* Problem description *
Images must not appear in your copy; reproduce every other part of the records exactly.

Excerpts from a figure dataset
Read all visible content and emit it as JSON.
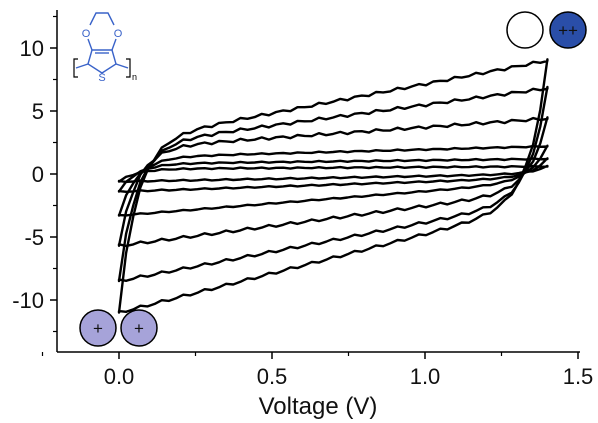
{
  "chart_data": {
    "type": "line",
    "title": "",
    "xlabel": "Voltage (V)",
    "ylabel": "",
    "xlim": [
      -0.2,
      1.5
    ],
    "ylim": [
      -14,
      13
    ],
    "xticks": [
      0.0,
      0.5,
      1.0,
      1.5
    ],
    "xtick_labels": [
      "0.0",
      "0.5",
      "1.0",
      "1.5"
    ],
    "yticks": [
      -10,
      -5,
      0,
      5,
      10
    ],
    "ytick_labels": [
      "-10",
      "-5",
      "0",
      "5",
      "10"
    ],
    "grid": false,
    "legend": "none",
    "x_range_of_sweep": [
      0.0,
      1.4
    ],
    "series": [
      {
        "upper_start": 2.5,
        "upper_end": 9.0,
        "lower_start": -11.0,
        "lower_end": -2.3
      },
      {
        "upper_start": 2.2,
        "upper_end": 6.8,
        "lower_start": -8.5,
        "lower_end": -2.0
      },
      {
        "upper_start": 2.0,
        "upper_end": 4.4,
        "lower_start": -5.7,
        "lower_end": -1.3
      },
      {
        "upper_start": 1.3,
        "upper_end": 2.2,
        "lower_start": -3.3,
        "lower_end": -0.6
      },
      {
        "upper_start": 0.8,
        "upper_end": 1.2,
        "lower_start": -1.4,
        "lower_end": -0.3
      },
      {
        "upper_start": 0.4,
        "upper_end": 0.6,
        "lower_start": -0.6,
        "lower_end": 0.0
      }
    ],
    "annotations": {
      "neutral_state_label": "+",
      "oxidized_state_label": "++",
      "monomer_atom_O": "O",
      "monomer_atom_S": "S",
      "monomer_subscript": "n"
    },
    "colors": {
      "oxidized_fill": "#2a4ea8",
      "polaron_fill": "#a6a3d9",
      "molecule": "#3a63c9",
      "loop": "#000000"
    }
  }
}
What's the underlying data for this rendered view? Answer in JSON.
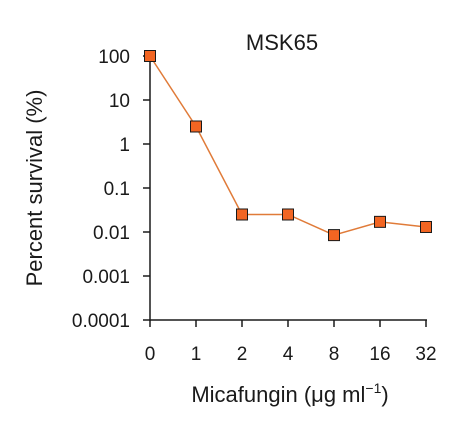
{
  "chart_data": {
    "type": "line",
    "title": "MSK65",
    "xlabel": {
      "main": "Micafungin (μg ml",
      "superscript": "−1",
      "close": ")"
    },
    "ylabel": "Percent survival (%)",
    "y_scale": "log",
    "ylim": [
      0.0001,
      100
    ],
    "categories": [
      "0",
      "1",
      "2",
      "4",
      "8",
      "16",
      "32"
    ],
    "y_ticks": [
      {
        "value": 100,
        "label": "100"
      },
      {
        "value": 10,
        "label": "10"
      },
      {
        "value": 1,
        "label": "1"
      },
      {
        "value": 0.1,
        "label": "0.1"
      },
      {
        "value": 0.01,
        "label": "0.01"
      },
      {
        "value": 0.001,
        "label": "0.001"
      },
      {
        "value": 0.0001,
        "label": "0.0001"
      }
    ],
    "series": [
      {
        "values": [
          100,
          2.5,
          0.025,
          0.025,
          0.0085,
          0.017,
          0.013
        ]
      }
    ],
    "colors": {
      "marker_fill": "#f26522",
      "marker_stroke": "#1a1a1a",
      "line": "#e07b39",
      "axis": "#1a1a1a"
    },
    "marker": "square",
    "grid": false
  }
}
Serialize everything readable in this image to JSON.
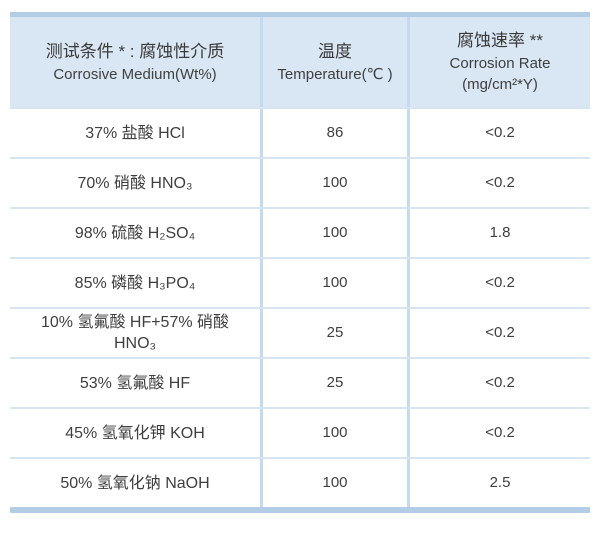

* Reply to the exercise *
Read all visible content and emit it as JSON.
{
  "chart_data": {
    "type": "line",
    "title": "",
    "xlabel": "Voltage (V)",
    "ylabel": "",
    "xlim": [
      -0.2,
      1.5
    ],
    "ylim": [
      -14,
      13
    ],
    "xticks": [
      0.0,
      0.5,
      1.0,
      1.5
    ],
    "xtick_labels": [
      "0.0",
      "0.5",
      "1.0",
      "1.5"
    ],
    "yticks": [
      -10,
      -5,
      0,
      5,
      10
    ],
    "ytick_labels": [
      "-10",
      "-5",
      "0",
      "5",
      "10"
    ],
    "grid": false,
    "legend": "none",
    "x_range_of_sweep": [
      0.0,
      1.4
    ],
    "series": [
      {
        "upper_start": 2.5,
        "upper_end": 9.0,
        "lower_start": -11.0,
        "lower_end": -2.3
      },
      {
        "upper_start": 2.2,
        "upper_end": 6.8,
        "lower_start": -8.5,
        "lower_end": -2.0
      },
      {
        "upper_start": 2.0,
        "upper_end": 4.4,
        "lower_start": -5.7,
        "lower_end": -1.3
      },
      {
        "upper_start": 1.3,
        "upper_end": 2.2,
        "lower_start": -3.3,
        "lower_end": -0.6
      },
      {
        "upper_start": 0.8,
        "upper_end": 1.2,
        "lower_start": -1.4,
        "lower_end": -0.3
      },
      {
        "upper_start": 0.4,
        "upper_end": 0.6,
        "lower_start": -0.6,
        "lower_end": 0.0
      }
    ],
    "annotations": {
      "neutral_state_label": "+",
      "oxidized_state_label": "++",
      "monomer_atom_O": "O",
      "monomer_atom_S": "S",
      "monomer_subscript": "n"
    },
    "colors": {
      "oxidized_fill": "#2a4ea8",
      "polaron_fill": "#a6a3d9",
      "molecule": "#3a63c9",
      "loop": "#000000"
    }
  }
}
What's the underlying data for this rendered view? Answer in JSON.
{
  "chart_data": {
    "type": "line",
    "title": "MSK65",
    "xlabel": {
      "main": "Micafungin (μg ml",
      "superscript": "−1",
      "close": ")"
    },
    "ylabel": "Percent survival (%)",
    "y_scale": "log",
    "ylim": [
      0.0001,
      100
    ],
    "categories": [
      "0",
      "1",
      "2",
      "4",
      "8",
      "16",
      "32"
    ],
    "y_ticks": [
      {
        "value": 100,
        "label": "100"
      },
      {
        "value": 10,
        "label": "10"
      },
      {
        "value": 1,
        "label": "1"
      },
      {
        "value": 0.1,
        "label": "0.1"
      },
      {
        "value": 0.01,
        "label": "0.01"
      },
      {
        "value": 0.001,
        "label": "0.001"
      },
      {
        "value": 0.0001,
        "label": "0.0001"
      }
    ],
    "series": [
      {
        "values": [
          100,
          2.5,
          0.025,
          0.025,
          0.0085,
          0.017,
          0.013
        ]
      }
    ],
    "colors": {
      "marker_fill": "#f26522",
      "marker_stroke": "#1a1a1a",
      "line": "#e07b39",
      "axis": "#1a1a1a"
    },
    "marker": "square",
    "grid": false
  }
}
Serialize everything readable in this image to JSON.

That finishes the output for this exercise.